BEGIN RECORDS TO PROCESS

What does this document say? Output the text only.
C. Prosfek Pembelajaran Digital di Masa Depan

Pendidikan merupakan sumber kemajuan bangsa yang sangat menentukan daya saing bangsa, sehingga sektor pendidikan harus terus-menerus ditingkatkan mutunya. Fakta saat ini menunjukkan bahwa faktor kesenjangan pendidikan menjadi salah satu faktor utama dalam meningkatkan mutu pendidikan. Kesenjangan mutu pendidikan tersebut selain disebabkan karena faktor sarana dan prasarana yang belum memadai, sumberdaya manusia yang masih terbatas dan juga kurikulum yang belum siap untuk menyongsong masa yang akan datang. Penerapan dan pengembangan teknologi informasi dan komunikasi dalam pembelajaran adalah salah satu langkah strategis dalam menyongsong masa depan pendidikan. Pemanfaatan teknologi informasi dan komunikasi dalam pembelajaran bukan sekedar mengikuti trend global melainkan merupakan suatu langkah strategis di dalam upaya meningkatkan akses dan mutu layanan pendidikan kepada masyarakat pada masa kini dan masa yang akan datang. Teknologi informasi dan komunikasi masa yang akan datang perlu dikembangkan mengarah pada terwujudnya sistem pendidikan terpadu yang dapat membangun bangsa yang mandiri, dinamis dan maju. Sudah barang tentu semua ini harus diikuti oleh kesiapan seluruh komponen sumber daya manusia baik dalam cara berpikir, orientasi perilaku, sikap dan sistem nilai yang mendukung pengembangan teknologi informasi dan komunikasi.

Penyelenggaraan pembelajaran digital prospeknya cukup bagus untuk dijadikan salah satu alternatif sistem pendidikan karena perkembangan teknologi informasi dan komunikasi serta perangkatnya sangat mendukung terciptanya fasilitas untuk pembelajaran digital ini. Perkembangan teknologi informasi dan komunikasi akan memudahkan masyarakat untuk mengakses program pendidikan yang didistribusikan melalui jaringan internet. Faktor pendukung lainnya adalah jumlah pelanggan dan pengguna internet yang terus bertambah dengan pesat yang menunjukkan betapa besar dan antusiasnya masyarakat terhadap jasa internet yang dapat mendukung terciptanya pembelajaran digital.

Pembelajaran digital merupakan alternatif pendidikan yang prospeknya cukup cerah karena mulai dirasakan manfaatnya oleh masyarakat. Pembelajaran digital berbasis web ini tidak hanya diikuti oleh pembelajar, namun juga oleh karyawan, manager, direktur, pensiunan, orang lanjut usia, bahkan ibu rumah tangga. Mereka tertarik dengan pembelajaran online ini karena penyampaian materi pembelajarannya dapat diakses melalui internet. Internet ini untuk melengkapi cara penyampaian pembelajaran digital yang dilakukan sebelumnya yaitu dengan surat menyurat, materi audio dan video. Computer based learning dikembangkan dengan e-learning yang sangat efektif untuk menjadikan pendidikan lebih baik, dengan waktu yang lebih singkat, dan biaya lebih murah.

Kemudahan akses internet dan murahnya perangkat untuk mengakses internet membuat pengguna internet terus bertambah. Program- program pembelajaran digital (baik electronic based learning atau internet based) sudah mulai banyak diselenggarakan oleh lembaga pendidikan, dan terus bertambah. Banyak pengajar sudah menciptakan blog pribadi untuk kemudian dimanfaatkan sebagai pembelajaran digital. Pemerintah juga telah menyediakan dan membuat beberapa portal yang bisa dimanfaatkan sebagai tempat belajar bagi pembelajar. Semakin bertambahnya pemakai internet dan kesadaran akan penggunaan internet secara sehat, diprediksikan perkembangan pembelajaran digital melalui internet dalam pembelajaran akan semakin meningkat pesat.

END RECORDS TO PROCESS

▶ _GIVEN REQUEST_
Restate all of the entries exactly, please.

▶ _REPLY_
What does this document say? Output the text only.
C. Prosfek Pembelajaran Digital di Masa Depan

Pendidikan merupakan sumber kemajuan bangsa yang sangat menentukan daya saing bangsa, sehingga sektor pendidikan harus terus-menerus ditingkatkan mutunya. Fakta saat ini menunjukkan bahwa faktor kesenjangan pendidikan menjadi salah satu faktor utama dalam meningkatkan mutu pendidikan. Kesenjangan mutu pendidikan tersebut selain disebabkan karena faktor sarana dan prasarana yang belum memadai, sumberdaya manusia yang masih terbatas dan juga kurikulum yang belum siap untuk menyongsong masa yang akan datang. Penerapan dan pengembangan teknologi informasi dan komunikasi dalam pembelajaran adalah salah satu langkah strategis dalam menyongsong masa depan pendidikan. Pemanfaatan teknologi informasi dan komunikasi dalam pembelajaran bukan sekedar mengikuti trend global melainkan merupakan suatu langkah strategis di dalam upaya meningkatkan akses dan mutu layanan pendidikan kepada masyarakat pada masa kini dan masa yang akan datang. Teknologi informasi dan komunikasi masa yang akan datang perlu dikembangkan mengarah pada terwujudnya sistem pendidikan terpadu yang dapat membangun bangsa yang mandiri, dinamis dan maju. Sudah barang tentu semua ini harus diikuti oleh kesiapan seluruh komponen sumber daya manusia baik dalam cara berpikir, orientasi perilaku, sikap dan sistem nilai yang mendukung pengembangan teknologi informasi dan komunikasi.

Penyelenggaraan pembelajaran digital prospeknya cukup bagus untuk dijadikan salah satu alternatif sistem pendidikan karena perkembangan teknologi informasi dan komunikasi serta perangkatnya sangat mendukung terciptanya fasilitas untuk pembelajaran digital ini. Perkembangan teknologi informasi dan komunikasi akan memudahkan masyarakat untuk mengakses program pendidikan yang didistribusikan melalui jaringan internet. Faktor pendukung lainnya adalah jumlah pelanggan dan pengguna internet yang terus bertambah dengan pesat yang menunjukkan betapa besar dan antusiasnya masyarakat terhadap jasa internet yang dapat mendukung terciptanya pembelajaran digital.

Pembelajaran digital merupakan alternatif pendidikan yang prospeknya cukup cerah karena mulai dirasakan manfaatnya oleh masyarakat. Pembelajaran digital berbasis web ini tidak hanya diikuti oleh pembelajar, namun juga oleh karyawan, manager, direktur, pensiunan, orang lanjut usia, bahkan ibu rumah tangga. Mereka tertarik dengan pembelajaran online ini karena penyampaian materi pembelajarannya dapat diakses melalui internet. Internet ini untuk melengkapi cara penyampaian pembelajaran digital yang dilakukan sebelumnya yaitu dengan surat menyurat, materi audio dan video. Computer based learning dikembangkan dengan e-learning yang sangat efektif untuk menjadikan pendidikan lebih baik, dengan waktu yang lebih singkat, dan biaya lebih murah.

Kemudahan akses internet dan murahnya perangkat untuk mengakses internet membuat pengguna internet terus bertambah. Program- program pembelajaran digital (baik electronic based learning atau internet based) sudah mulai banyak diselenggarakan oleh lembaga pendidikan, dan terus bertambah. Banyak pengajar sudah menciptakan blog pribadi untuk kemudian dimanfaatkan sebagai pembelajaran digital. Pemerintah juga telah menyediakan dan membuat beberapa portal yang bisa dimanfaatkan sebagai tempat belajar bagi pembelajar. Semakin bertambahnya pemakai internet dan kesadaran akan penggunaan internet secara sehat, diprediksikan perkembangan pembelajaran digital melalui internet dalam pembelajaran akan semakin meningkat pesat.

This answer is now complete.